▶ _MATERIALS PROVIDED_
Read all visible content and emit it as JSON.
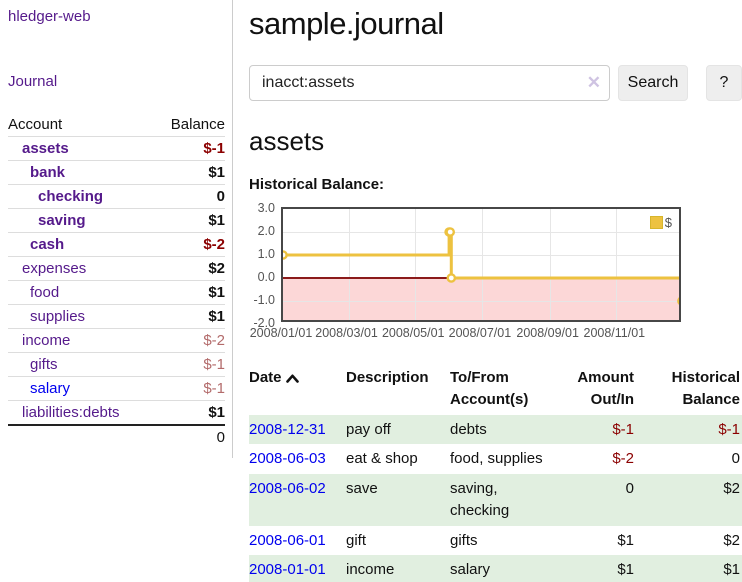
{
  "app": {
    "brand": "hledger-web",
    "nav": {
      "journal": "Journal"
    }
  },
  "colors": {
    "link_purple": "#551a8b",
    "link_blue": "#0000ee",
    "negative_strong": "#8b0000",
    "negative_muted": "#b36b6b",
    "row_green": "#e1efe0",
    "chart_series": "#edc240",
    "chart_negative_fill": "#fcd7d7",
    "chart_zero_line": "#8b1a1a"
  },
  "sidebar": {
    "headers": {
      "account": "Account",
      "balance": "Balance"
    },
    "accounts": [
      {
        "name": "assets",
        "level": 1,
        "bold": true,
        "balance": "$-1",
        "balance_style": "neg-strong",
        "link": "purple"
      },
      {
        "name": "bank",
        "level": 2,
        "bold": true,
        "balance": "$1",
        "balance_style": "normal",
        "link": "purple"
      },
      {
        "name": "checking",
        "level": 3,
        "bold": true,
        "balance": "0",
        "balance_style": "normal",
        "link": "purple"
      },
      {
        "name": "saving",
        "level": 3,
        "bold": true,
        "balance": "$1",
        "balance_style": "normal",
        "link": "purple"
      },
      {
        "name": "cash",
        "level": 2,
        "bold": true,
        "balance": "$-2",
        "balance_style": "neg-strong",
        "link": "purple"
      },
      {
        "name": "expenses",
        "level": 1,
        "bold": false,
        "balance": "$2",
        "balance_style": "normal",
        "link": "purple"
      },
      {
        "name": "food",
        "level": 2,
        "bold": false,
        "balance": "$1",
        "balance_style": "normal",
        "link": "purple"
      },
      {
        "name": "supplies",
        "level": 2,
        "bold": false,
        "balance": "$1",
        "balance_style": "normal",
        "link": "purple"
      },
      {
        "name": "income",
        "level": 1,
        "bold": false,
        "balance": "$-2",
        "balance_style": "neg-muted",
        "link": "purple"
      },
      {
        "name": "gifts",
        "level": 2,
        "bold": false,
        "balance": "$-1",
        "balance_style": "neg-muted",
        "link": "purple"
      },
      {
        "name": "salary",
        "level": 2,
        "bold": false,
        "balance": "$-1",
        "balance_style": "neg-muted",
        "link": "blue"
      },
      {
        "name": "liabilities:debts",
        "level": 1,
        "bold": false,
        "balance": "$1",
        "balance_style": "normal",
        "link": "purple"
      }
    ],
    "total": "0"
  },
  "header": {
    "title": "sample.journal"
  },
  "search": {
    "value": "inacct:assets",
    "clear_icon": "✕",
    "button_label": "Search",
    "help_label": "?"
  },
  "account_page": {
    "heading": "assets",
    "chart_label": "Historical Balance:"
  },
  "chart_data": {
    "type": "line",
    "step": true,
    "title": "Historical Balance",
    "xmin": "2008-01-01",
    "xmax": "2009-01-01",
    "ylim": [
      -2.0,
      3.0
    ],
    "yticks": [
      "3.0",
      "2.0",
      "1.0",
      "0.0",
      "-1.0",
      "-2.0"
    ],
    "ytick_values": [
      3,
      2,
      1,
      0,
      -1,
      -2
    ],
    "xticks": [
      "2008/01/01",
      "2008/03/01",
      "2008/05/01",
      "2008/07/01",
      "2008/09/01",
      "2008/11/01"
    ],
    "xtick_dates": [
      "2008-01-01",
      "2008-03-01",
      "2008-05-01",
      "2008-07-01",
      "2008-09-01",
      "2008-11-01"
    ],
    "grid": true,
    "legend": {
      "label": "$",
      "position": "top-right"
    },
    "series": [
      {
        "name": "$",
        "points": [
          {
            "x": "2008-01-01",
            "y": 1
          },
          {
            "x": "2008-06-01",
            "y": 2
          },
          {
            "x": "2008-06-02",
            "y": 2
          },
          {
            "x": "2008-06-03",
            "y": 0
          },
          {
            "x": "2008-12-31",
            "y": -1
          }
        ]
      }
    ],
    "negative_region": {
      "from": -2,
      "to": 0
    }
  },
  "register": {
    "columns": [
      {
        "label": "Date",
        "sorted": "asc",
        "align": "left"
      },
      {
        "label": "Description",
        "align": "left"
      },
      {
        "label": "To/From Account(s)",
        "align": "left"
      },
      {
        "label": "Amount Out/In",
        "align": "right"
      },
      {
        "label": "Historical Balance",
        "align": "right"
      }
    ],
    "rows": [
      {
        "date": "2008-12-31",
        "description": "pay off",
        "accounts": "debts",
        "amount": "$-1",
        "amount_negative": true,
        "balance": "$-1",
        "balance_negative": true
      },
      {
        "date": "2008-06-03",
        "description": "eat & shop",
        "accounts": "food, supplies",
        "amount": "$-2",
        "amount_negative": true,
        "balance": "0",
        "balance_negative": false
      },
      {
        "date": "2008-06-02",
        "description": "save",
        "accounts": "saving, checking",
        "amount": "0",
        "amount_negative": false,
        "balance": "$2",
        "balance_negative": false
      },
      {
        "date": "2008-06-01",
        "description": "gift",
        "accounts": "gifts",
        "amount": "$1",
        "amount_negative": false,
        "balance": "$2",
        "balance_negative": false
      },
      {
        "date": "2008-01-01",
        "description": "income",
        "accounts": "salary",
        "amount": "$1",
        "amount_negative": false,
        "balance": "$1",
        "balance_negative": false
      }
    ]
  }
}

---

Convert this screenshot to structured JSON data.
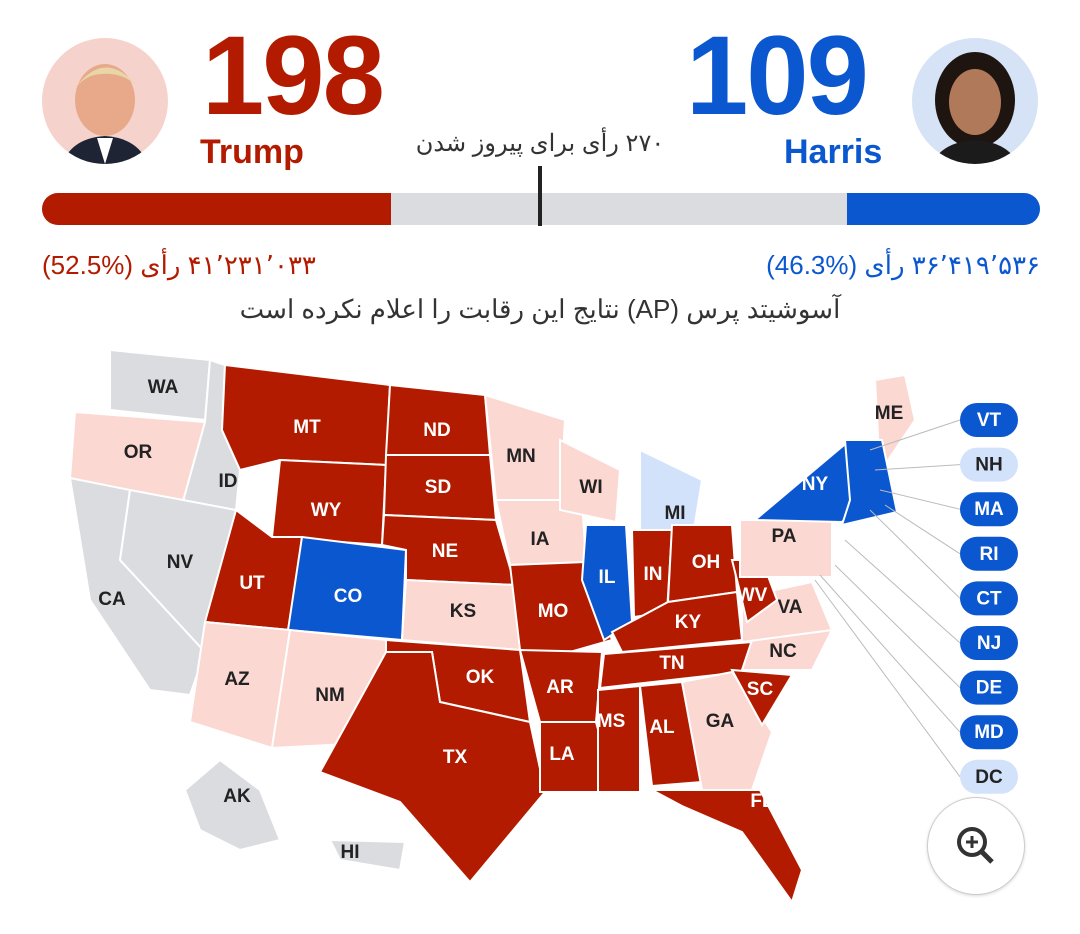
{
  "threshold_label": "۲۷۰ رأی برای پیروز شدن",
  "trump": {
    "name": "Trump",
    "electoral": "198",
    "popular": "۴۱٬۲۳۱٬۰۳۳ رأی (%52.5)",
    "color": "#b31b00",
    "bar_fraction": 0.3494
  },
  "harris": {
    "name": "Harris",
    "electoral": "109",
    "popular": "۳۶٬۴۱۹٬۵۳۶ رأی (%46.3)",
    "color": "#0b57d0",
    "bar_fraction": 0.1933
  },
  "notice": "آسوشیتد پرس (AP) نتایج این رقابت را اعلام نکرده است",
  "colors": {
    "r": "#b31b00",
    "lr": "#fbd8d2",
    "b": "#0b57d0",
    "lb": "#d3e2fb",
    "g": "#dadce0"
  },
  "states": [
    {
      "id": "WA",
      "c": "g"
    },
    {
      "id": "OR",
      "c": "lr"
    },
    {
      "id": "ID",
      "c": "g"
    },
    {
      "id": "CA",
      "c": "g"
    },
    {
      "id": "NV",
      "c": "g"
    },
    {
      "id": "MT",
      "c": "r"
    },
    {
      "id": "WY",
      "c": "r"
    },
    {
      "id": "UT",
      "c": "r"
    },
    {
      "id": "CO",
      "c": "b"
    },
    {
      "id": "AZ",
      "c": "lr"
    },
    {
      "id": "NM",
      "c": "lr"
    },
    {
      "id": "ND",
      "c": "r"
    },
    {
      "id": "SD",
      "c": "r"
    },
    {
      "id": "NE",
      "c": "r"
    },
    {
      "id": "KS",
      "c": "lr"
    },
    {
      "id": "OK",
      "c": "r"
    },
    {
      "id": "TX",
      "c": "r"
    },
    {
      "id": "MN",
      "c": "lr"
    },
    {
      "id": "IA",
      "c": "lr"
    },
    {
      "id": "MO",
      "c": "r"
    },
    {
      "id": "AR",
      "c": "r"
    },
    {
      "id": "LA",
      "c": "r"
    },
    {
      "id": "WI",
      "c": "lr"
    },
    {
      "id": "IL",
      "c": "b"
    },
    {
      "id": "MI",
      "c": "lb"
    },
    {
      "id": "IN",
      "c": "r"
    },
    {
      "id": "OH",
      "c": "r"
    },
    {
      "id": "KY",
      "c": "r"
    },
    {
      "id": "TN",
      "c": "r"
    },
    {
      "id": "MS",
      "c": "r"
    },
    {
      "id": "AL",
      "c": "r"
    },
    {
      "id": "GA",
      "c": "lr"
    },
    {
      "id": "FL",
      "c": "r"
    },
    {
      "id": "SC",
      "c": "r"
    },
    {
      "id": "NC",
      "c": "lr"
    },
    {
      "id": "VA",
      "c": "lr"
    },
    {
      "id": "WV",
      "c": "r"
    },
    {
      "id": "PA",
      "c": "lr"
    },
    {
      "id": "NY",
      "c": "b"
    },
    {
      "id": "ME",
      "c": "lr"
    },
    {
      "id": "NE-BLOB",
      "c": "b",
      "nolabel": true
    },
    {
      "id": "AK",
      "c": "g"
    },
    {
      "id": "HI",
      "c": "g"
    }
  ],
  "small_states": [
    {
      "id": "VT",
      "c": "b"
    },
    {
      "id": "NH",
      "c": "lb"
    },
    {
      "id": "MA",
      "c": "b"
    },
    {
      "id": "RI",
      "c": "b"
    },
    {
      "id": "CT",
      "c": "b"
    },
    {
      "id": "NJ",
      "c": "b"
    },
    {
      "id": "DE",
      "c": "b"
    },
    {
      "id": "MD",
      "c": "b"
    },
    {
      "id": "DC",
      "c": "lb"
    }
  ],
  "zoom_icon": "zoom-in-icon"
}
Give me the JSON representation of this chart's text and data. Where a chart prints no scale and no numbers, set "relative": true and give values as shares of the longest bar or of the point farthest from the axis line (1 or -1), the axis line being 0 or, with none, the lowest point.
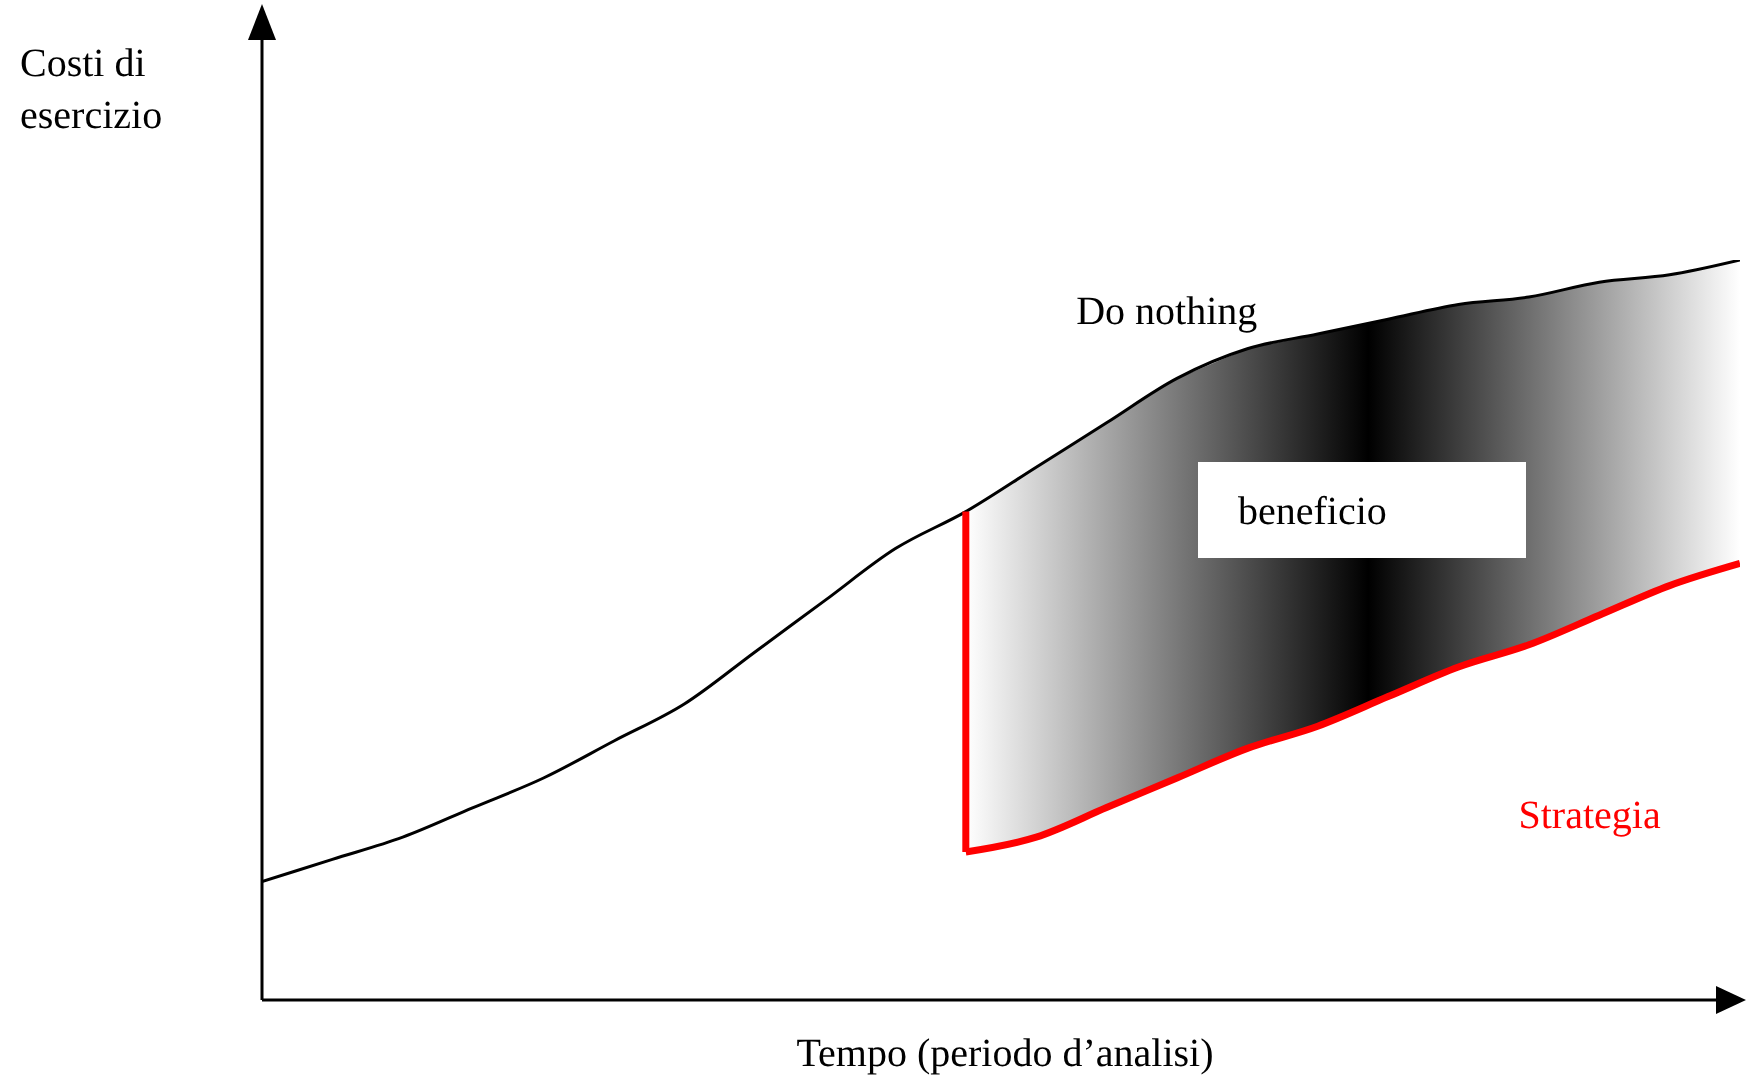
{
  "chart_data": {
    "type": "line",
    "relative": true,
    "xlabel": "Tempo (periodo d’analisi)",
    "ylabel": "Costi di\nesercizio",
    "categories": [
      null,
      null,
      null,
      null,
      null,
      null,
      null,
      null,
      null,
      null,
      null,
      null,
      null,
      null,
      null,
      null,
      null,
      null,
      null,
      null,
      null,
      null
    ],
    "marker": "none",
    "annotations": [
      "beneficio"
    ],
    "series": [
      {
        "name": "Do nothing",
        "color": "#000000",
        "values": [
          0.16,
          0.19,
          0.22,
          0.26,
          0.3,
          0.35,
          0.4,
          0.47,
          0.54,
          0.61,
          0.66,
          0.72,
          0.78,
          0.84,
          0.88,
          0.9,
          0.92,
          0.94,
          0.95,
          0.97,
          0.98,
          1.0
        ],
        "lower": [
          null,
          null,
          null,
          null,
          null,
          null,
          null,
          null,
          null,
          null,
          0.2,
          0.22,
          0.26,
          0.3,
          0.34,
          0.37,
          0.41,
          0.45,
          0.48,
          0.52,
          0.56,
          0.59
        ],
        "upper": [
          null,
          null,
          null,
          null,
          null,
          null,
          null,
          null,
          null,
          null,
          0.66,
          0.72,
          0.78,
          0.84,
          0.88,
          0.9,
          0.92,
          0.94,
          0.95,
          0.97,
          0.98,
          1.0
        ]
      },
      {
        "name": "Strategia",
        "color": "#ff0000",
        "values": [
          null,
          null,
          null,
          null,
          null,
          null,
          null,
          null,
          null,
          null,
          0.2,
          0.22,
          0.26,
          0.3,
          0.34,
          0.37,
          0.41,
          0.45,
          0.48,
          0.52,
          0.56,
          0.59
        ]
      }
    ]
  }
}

▶ _EXERCISE INSTRUCTIONS_
Gather each line of the records holding the string "JSON".

▶ _COMPLETED EXERCISE_
Read all visible content and emit it as JSON.
Convert this screenshot to structured JSON data.
Give me the JSON representation of this chart's text and data. Where a chart prints no scale and no numbers, set "relative": true and give values as shares of the longest bar or of the point farthest from the axis line (1 or -1), the axis line being 0 or, with none, the lowest point.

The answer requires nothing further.